[start]

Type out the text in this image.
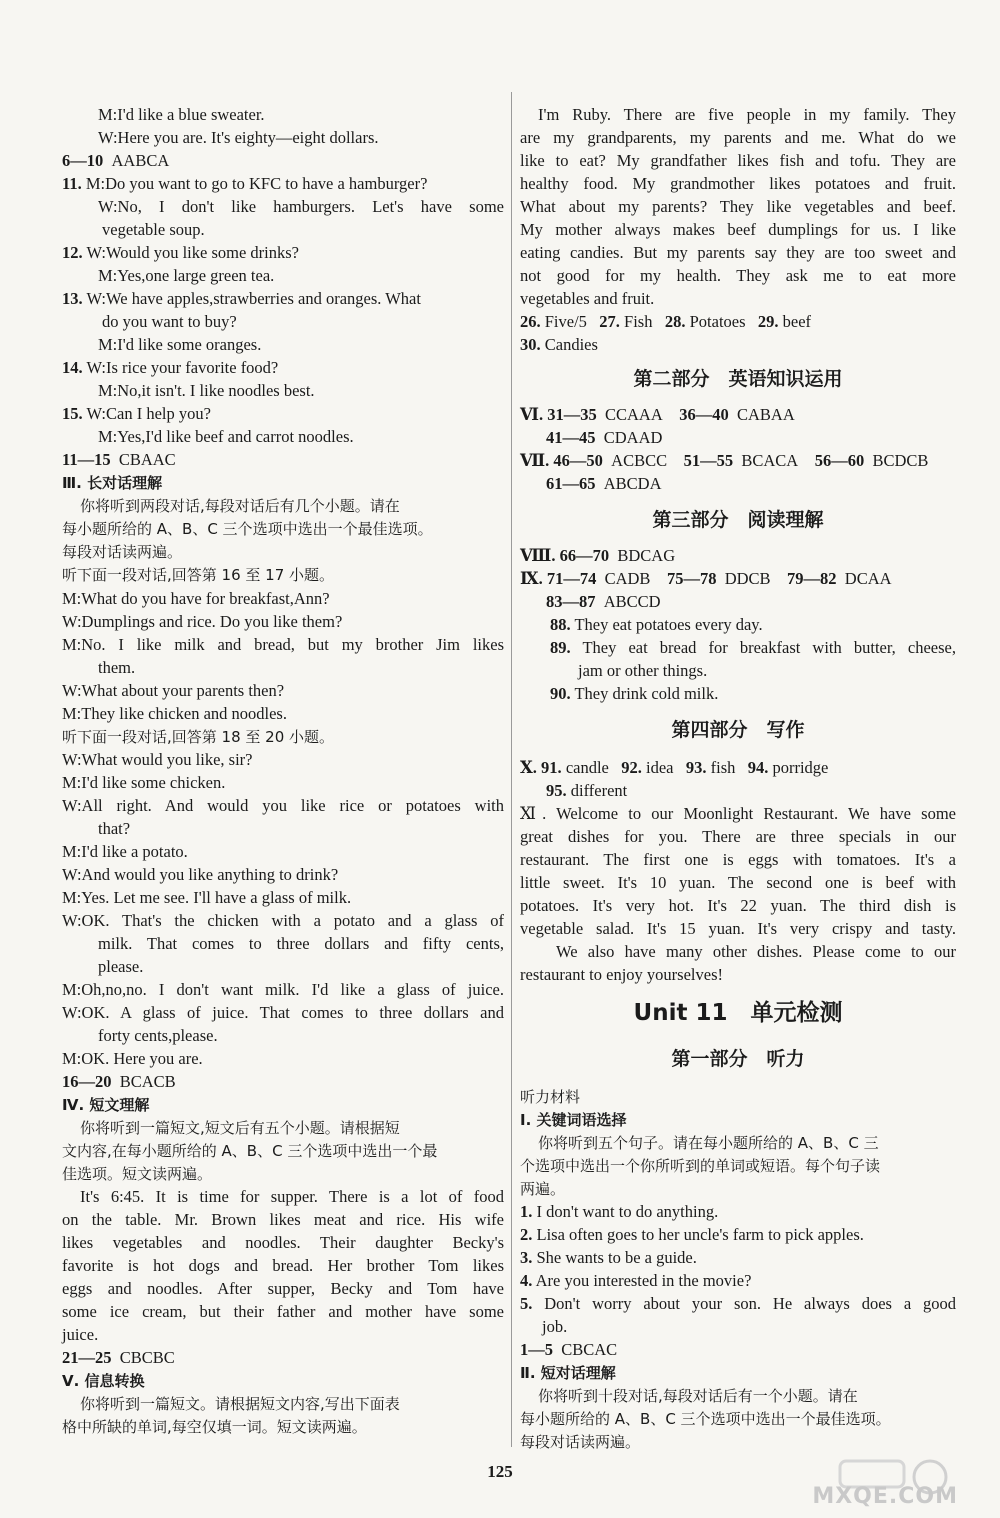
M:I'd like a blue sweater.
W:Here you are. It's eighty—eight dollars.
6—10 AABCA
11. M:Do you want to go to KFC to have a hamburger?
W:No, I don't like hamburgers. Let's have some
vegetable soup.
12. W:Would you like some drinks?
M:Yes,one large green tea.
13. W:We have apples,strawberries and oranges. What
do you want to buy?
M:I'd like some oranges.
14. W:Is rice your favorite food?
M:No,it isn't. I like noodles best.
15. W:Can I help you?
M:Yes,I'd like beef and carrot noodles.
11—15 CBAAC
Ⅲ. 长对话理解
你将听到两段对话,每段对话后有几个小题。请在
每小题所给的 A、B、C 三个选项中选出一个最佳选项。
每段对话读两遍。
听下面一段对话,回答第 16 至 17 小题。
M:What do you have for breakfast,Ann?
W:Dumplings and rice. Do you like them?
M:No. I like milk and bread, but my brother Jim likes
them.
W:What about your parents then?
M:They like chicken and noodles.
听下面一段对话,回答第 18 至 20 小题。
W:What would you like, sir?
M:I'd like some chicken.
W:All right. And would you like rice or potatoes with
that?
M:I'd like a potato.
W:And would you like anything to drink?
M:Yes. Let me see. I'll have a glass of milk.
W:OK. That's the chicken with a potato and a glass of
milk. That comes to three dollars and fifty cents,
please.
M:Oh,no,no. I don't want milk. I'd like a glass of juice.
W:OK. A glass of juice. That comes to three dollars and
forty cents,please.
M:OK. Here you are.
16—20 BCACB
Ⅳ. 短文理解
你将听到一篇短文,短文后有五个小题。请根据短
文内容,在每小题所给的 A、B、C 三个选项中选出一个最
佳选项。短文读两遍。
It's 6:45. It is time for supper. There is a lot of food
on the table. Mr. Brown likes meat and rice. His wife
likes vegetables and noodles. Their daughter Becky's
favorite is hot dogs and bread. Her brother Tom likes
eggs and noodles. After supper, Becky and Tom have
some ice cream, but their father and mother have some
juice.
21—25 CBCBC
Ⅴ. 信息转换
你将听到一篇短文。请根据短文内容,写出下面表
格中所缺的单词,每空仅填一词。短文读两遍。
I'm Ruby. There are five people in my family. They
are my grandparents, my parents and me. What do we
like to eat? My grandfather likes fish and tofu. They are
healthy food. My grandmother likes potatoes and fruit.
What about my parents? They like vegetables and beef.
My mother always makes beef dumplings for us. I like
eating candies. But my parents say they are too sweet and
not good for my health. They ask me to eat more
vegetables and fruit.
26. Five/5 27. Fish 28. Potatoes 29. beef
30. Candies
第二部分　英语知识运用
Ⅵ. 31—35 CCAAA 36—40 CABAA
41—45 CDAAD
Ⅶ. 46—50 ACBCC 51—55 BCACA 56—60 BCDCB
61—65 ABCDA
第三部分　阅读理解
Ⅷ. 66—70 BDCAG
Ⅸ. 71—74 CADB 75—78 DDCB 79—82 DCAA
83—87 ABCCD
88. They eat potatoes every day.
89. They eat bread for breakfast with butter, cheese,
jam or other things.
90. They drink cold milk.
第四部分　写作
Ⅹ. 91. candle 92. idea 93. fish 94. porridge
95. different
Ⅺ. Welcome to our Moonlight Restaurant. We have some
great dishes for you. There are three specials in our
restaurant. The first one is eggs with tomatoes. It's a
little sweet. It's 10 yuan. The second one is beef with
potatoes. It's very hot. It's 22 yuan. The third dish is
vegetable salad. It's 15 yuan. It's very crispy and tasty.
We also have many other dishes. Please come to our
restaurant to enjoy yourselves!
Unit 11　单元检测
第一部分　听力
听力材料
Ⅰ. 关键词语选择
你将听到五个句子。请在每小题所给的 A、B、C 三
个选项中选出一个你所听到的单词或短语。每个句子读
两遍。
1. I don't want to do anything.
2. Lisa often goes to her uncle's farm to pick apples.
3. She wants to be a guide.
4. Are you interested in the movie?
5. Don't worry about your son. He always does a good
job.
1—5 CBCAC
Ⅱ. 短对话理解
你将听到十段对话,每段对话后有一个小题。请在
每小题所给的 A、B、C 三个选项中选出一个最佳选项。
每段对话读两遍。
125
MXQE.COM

[end]
[start]

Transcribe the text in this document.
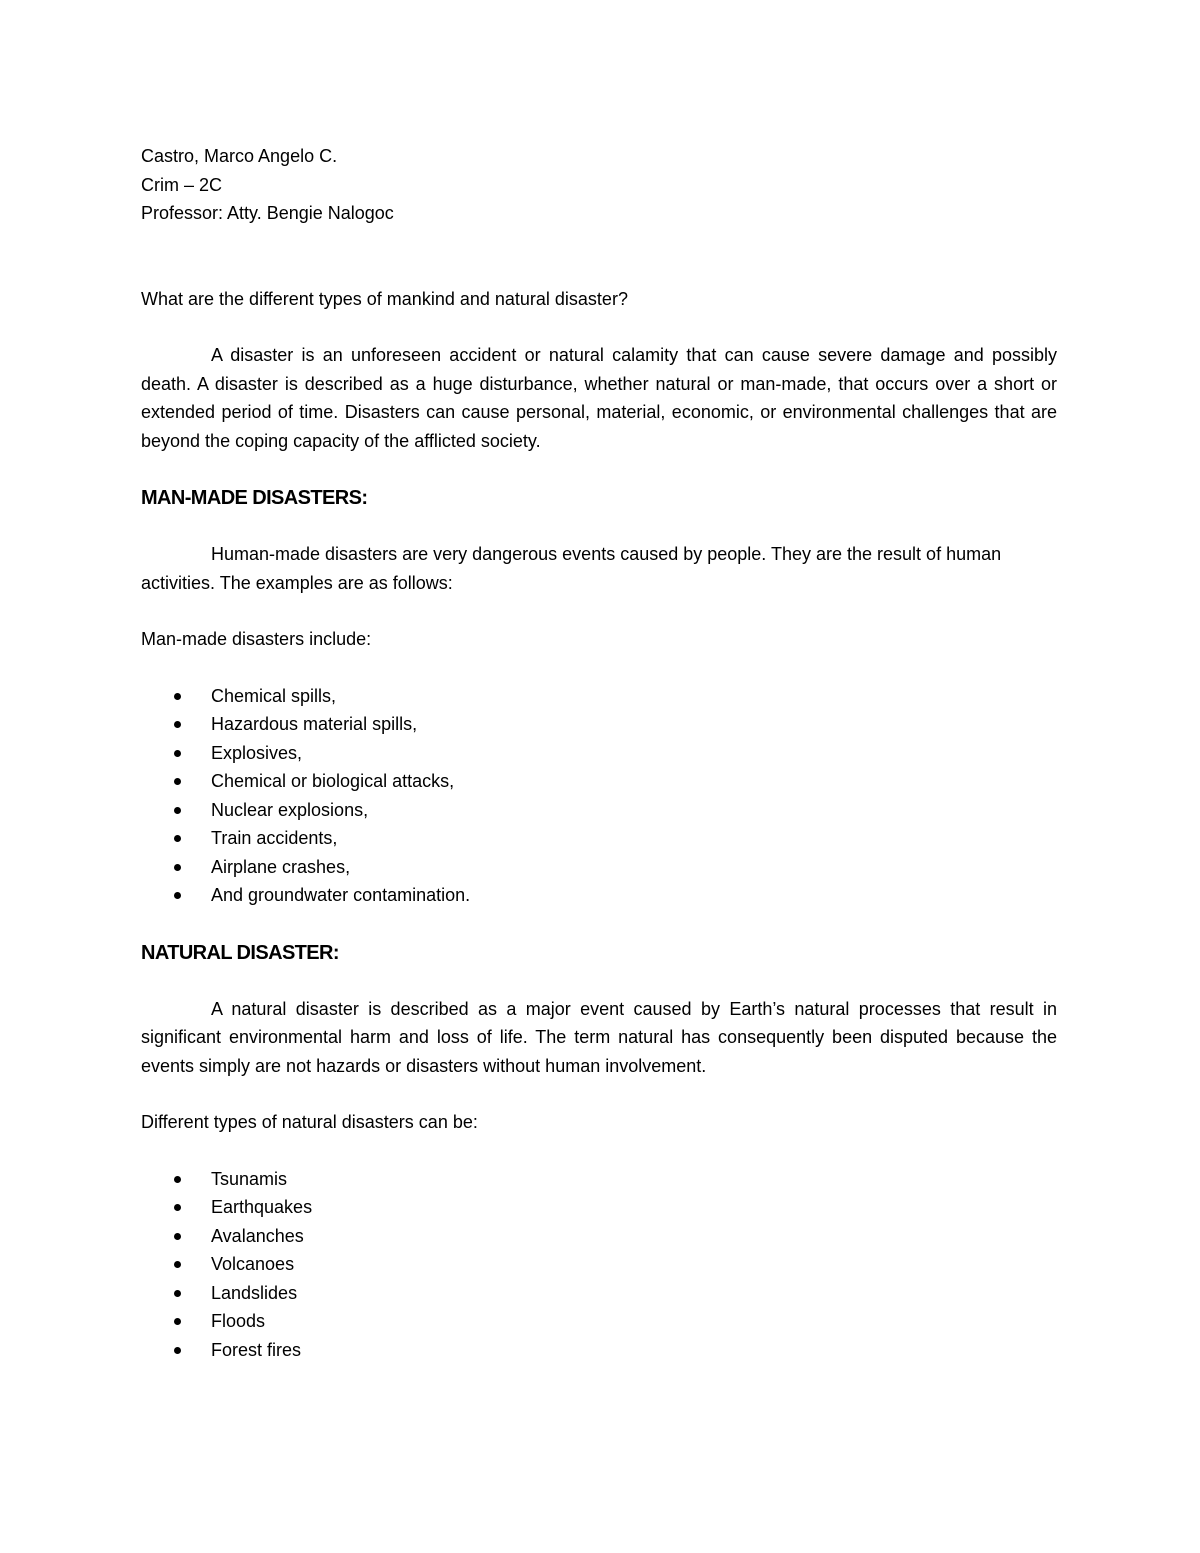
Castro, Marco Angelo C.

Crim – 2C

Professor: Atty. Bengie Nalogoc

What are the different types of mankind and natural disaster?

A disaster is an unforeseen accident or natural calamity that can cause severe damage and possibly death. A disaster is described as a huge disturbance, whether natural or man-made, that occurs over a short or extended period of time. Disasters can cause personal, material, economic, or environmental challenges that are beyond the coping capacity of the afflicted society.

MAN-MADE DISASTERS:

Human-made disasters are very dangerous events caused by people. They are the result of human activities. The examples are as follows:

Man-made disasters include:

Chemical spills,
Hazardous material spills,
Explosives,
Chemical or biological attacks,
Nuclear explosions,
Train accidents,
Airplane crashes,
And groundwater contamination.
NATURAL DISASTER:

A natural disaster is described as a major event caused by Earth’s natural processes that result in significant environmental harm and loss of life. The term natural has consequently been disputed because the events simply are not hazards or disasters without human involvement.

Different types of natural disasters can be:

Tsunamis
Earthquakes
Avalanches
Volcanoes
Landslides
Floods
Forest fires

[end]
[start]

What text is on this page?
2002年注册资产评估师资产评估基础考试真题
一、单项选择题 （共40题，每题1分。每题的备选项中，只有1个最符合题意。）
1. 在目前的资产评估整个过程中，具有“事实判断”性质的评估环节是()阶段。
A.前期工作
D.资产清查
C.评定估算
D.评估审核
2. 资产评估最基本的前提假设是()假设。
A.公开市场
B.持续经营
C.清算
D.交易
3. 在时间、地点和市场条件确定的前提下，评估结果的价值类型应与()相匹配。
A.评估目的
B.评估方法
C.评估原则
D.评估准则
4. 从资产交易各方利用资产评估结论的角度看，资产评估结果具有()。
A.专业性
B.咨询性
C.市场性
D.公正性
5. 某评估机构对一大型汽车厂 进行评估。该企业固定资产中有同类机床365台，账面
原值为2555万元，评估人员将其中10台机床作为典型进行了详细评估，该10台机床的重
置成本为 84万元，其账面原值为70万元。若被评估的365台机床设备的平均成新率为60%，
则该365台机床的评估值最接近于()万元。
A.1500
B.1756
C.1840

[end]

**SHORT TASK**
Gather all lines from the records above in which "material" appears.

**COMPLETE RESPONSE**
A disaster is an unforeseen accident or natural calamity that can cause severe damage and possibly death. A disaster is described as a huge disturbance, whether natural or man-made, that occurs over a short or extended period of time. Disasters can cause personal, material, economic, or environmental challenges that are beyond the coping capacity of the afflicted society.
Hazardous material spills,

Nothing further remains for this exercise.